Task requirements:
Every record below is to be retyped exactly.

---------------

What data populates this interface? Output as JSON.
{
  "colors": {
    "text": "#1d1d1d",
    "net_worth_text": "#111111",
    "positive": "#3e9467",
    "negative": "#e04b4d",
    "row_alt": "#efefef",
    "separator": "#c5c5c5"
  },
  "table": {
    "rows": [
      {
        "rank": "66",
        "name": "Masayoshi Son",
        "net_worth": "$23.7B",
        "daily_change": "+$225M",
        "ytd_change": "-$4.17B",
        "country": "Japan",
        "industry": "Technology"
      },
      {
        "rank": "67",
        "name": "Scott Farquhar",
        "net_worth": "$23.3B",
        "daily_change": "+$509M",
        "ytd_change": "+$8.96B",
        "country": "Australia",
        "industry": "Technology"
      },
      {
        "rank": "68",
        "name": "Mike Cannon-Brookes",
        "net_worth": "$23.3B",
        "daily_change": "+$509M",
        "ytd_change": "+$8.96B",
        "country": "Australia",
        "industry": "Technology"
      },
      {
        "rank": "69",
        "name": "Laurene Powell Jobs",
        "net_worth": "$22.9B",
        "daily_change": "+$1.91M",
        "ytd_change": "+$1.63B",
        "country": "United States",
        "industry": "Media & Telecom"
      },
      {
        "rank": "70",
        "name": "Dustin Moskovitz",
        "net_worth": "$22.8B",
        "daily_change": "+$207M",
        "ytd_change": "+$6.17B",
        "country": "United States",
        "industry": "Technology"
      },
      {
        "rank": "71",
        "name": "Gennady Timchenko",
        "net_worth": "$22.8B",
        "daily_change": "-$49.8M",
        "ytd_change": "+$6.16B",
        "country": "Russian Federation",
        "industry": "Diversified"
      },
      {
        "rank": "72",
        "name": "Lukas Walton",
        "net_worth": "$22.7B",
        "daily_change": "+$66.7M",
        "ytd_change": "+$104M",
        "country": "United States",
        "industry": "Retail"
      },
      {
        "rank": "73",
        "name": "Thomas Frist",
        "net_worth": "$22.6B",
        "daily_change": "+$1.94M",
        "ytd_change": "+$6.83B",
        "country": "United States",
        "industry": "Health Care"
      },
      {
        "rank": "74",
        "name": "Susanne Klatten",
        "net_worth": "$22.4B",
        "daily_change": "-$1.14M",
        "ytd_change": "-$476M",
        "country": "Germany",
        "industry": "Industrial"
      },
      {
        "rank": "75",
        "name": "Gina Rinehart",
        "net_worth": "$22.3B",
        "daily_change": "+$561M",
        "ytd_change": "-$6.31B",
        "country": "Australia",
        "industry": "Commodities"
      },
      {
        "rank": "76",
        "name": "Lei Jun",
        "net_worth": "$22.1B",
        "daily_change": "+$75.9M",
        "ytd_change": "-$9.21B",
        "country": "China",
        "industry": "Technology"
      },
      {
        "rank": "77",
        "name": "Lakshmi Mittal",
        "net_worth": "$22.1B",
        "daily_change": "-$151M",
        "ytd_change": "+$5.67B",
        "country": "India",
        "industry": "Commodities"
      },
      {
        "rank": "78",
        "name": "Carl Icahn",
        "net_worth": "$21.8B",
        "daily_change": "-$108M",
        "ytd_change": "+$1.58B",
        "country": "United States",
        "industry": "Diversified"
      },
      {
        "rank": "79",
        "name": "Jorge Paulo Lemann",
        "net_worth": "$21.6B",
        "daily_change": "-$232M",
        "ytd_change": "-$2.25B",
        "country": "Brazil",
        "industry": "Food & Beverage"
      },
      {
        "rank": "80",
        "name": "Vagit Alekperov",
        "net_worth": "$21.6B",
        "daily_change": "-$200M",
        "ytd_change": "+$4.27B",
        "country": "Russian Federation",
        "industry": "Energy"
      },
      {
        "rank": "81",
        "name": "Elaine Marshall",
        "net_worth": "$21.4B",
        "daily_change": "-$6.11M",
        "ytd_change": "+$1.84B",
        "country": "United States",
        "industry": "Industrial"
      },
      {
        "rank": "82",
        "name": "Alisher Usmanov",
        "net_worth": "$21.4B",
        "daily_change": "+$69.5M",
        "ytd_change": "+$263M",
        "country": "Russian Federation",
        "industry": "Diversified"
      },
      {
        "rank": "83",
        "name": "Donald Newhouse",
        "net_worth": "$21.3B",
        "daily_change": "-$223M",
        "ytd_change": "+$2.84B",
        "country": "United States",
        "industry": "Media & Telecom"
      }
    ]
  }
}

---------------

Response for this exercise:
What data populates this interface? Output as JSON.
{
  "colors": {
    "text": "#1d1d1d",
    "net_worth_text": "#111111",
    "positive": "#3e9467",
    "negative": "#e04b4d",
    "row_alt": "#efefef",
    "separator": "#c5c5c5"
  },
  "table": {
    "rows": [
      {
        "rank": "66",
        "name": "Masayoshi Son",
        "net_worth": "$23.7B",
        "daily_change": "+$225M",
        "ytd_change": "-$4.17B",
        "country": "Japan",
        "industry": "Technology"
      },
      {
        "rank": "67",
        "name": "Scott Farquhar",
        "net_worth": "$23.3B",
        "daily_change": "+$509M",
        "ytd_change": "+$8.96B",
        "country": "Australia",
        "industry": "Technology"
      },
      {
        "rank": "68",
        "name": "Mike Cannon-Brookes",
        "net_worth": "$23.3B",
        "daily_change": "+$509M",
        "ytd_change": "+$8.96B",
        "country": "Australia",
        "industry": "Technology"
      },
      {
        "rank": "69",
        "name": "Laurene Powell Jobs",
        "net_worth": "$22.9B",
        "daily_change": "+$1.91M",
        "ytd_change": "+$1.63B",
        "country": "United States",
        "industry": "Media & Telecom"
      },
      {
        "rank": "70",
        "name": "Dustin Moskovitz",
        "net_worth": "$22.8B",
        "daily_change": "+$207M",
        "ytd_change": "+$6.17B",
        "country": "United States",
        "industry": "Technology"
      },
      {
        "rank": "71",
        "name": "Gennady Timchenko",
        "net_worth": "$22.8B",
        "daily_change": "-$49.8M",
        "ytd_change": "+$6.16B",
        "country": "Russian Federation",
        "industry": "Diversified"
      },
      {
        "rank": "72",
        "name": "Lukas Walton",
        "net_worth": "$22.7B",
        "daily_change": "+$66.7M",
        "ytd_change": "+$104M",
        "country": "United States",
        "industry": "Retail"
      },
      {
        "rank": "73",
        "name": "Thomas Frist",
        "net_worth": "$22.6B",
        "daily_change": "+$1.94M",
        "ytd_change": "+$6.83B",
        "country": "United States",
        "industry": "Health Care"
      },
      {
        "rank": "74",
        "name": "Susanne Klatten",
        "net_worth": "$22.4B",
        "daily_change": "-$1.14M",
        "ytd_change": "-$476M",
        "country": "Germany",
        "industry": "Industrial"
      },
      {
        "rank": "75",
        "name": "Gina Rinehart",
        "net_worth": "$22.3B",
        "daily_change": "+$561M",
        "ytd_change": "-$6.31B",
        "country": "Australia",
        "industry": "Commodities"
      },
      {
        "rank": "76",
        "name": "Lei Jun",
        "net_worth": "$22.1B",
        "daily_change": "+$75.9M",
        "ytd_change": "-$9.21B",
        "country": "China",
        "industry": "Technology"
      },
      {
        "rank": "77",
        "name": "Lakshmi Mittal",
        "net_worth": "$22.1B",
        "daily_change": "-$151M",
        "ytd_change": "+$5.67B",
        "country": "India",
        "industry": "Commodities"
      },
      {
        "rank": "78",
        "name": "Carl Icahn",
        "net_worth": "$21.8B",
        "daily_change": "-$108M",
        "ytd_change": "+$1.58B",
        "country": "United States",
        "industry": "Diversified"
      },
      {
        "rank": "79",
        "name": "Jorge Paulo Lemann",
        "net_worth": "$21.6B",
        "daily_change": "-$232M",
        "ytd_change": "-$2.25B",
        "country": "Brazil",
        "industry": "Food & Beverage"
      },
      {
        "rank": "80",
        "name": "Vagit Alekperov",
        "net_worth": "$21.6B",
        "daily_change": "-$200M",
        "ytd_change": "+$4.27B",
        "country": "Russian Federation",
        "industry": "Energy"
      },
      {
        "rank": "81",
        "name": "Elaine Marshall",
        "net_worth": "$21.4B",
        "daily_change": "-$6.11M",
        "ytd_change": "+$1.84B",
        "country": "United States",
        "industry": "Industrial"
      },
      {
        "rank": "82",
        "name": "Alisher Usmanov",
        "net_worth": "$21.4B",
        "daily_change": "+$69.5M",
        "ytd_change": "+$263M",
        "country": "Russian Federation",
        "industry": "Diversified"
      },
      {
        "rank": "83",
        "name": "Donald Newhouse",
        "net_worth": "$21.3B",
        "daily_change": "-$223M",
        "ytd_change": "+$2.84B",
        "country": "United States",
        "industry": "Media & Telecom"
      }
    ]
  }
}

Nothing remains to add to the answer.